--- start of Extracted information ---

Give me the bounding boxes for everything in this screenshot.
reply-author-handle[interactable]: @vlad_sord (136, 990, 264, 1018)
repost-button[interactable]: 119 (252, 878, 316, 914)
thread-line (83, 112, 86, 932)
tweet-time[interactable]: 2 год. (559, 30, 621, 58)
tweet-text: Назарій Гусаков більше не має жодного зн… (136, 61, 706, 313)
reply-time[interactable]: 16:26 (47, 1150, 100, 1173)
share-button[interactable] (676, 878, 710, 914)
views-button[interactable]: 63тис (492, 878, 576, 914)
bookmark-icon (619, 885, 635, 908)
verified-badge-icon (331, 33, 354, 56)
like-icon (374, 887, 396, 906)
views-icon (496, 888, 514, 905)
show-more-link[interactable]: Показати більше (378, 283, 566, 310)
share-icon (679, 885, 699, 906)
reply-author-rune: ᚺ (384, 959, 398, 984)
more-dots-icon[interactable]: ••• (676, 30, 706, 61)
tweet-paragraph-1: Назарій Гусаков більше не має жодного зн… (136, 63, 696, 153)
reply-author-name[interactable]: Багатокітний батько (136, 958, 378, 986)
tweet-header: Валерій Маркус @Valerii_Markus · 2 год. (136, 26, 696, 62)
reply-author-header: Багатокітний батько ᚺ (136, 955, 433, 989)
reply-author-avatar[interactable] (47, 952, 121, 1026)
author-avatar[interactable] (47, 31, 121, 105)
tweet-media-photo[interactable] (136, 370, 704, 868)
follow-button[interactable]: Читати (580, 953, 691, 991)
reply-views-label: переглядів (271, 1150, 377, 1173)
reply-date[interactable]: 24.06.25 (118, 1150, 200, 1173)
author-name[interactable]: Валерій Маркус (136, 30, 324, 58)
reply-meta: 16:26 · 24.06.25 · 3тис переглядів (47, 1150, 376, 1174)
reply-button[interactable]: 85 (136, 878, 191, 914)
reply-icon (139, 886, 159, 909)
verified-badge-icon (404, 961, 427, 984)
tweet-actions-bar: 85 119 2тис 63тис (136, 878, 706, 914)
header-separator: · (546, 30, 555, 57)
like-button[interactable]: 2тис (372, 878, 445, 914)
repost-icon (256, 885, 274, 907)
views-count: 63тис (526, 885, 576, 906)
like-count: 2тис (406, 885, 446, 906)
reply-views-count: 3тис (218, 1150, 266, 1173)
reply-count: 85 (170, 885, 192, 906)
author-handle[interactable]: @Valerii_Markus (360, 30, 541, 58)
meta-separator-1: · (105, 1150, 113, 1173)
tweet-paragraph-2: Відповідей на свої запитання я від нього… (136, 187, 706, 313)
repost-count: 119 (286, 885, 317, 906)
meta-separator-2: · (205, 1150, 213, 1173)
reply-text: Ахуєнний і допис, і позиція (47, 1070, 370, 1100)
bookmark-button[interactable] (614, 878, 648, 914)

--- end of Extracted information ---

Written problem => Format the material above as a JSON array of strings, with each line as its own string and blank lines left out.

Finished task =>
[
  "Give me the bounding boxes for everything in this screenshot.",
  "reply-author-handle[interactable]: @vlad_sord (136, 990, 264, 1018)",
  "repost-button[interactable]: 119 (252, 878, 316, 914)",
  "thread-line (83, 112, 86, 932)",
  "tweet-time[interactable]: 2 год. (559, 30, 621, 58)",
  "tweet-text: Назарій Гусаков більше не має жодного зн… (136, 61, 706, 313)",
  "reply-time[interactable]: 16:26 (47, 1150, 100, 1173)",
  "share-button[interactable] (676, 878, 710, 914)",
  "views-button[interactable]: 63тис (492, 878, 576, 914)",
  "bookmark-icon (619, 885, 635, 908)",
  "verified-badge-icon (331, 33, 354, 56)",
  "like-icon (374, 887, 396, 906)",
  "views-icon (496, 888, 514, 905)",
  "show-more-link[interactable]: Показати більше (378, 283, 566, 310)",
  "share-icon (679, 885, 699, 906)",
  "reply-author-rune: ᚺ (384, 959, 398, 984)",
  "more-dots-icon[interactable]: ••• (676, 30, 706, 61)",
  "tweet-paragraph-1: Назарій Гусаков більше не має жодного зн… (136, 63, 696, 153)",
  "reply-author-name[interactable]: Багатокітний батько (136, 958, 378, 986)",
  "tweet-header: Валерій Маркус @Valerii_Markus · 2 год. (136, 26, 696, 62)",
  "reply-author-header: Багатокітний батько ᚺ (136, 955, 433, 989)",
  "reply-author-avatar[interactable] (47, 952, 121, 1026)",
  "author-avatar[interactable] (47, 31, 121, 105)",
  "tweet-media-photo[interactable] (136, 370, 704, 868)",
  "follow-button[interactable]: Читати (580, 953, 691, 991)",
  "reply-views-label: переглядів (271, 1150, 377, 1173)",
  "reply-date[interactable]: 24.06.25 (118, 1150, 200, 1173)",
  "author-name[interactable]: Валерій Маркус (136, 30, 324, 58)",
  "reply-meta: 16:26 · 24.06.25 · 3тис переглядів (47, 1150, 376, 1174)",
  "reply-button[interactable]: 85 (136, 878, 191, 914)",
  "reply-icon (139, 886, 159, 909)",
  "verified-badge-icon (404, 961, 427, 984)",
  "tweet-actions-bar: 85 119 2тис 63тис (136, 878, 706, 914)",
  "header-separator: · (546, 30, 555, 57)",
  "like-button[interactable]: 2тис (372, 878, 445, 914)",
  "repost-icon (256, 885, 274, 907)",
  "views-count: 63тис (526, 885, 576, 906)",
  "like-count: 2тис (406, 885, 446, 906)",
  "reply-views-count: 3тис (218, 1150, 266, 1173)",
  "reply-count: 85 (170, 885, 192, 906)",
  "author-handle[interactable]: @Valerii_Markus (360, 30, 541, 58)",
  "meta-separator-1: · (105, 1150, 113, 1173)",
  "tweet-paragraph-2: Відповідей на свої запитання я від нього… (136, 187, 706, 313)",
  "repost-count: 119 (286, 885, 317, 906)",
  "meta-separator-2: · (205, 1150, 213, 1173)",
  "reply-text: Ахуєнний і допис, і позиція (47, 1070, 370, 1100)",
  "bookmark-button[interactable] (614, 878, 648, 914)"
]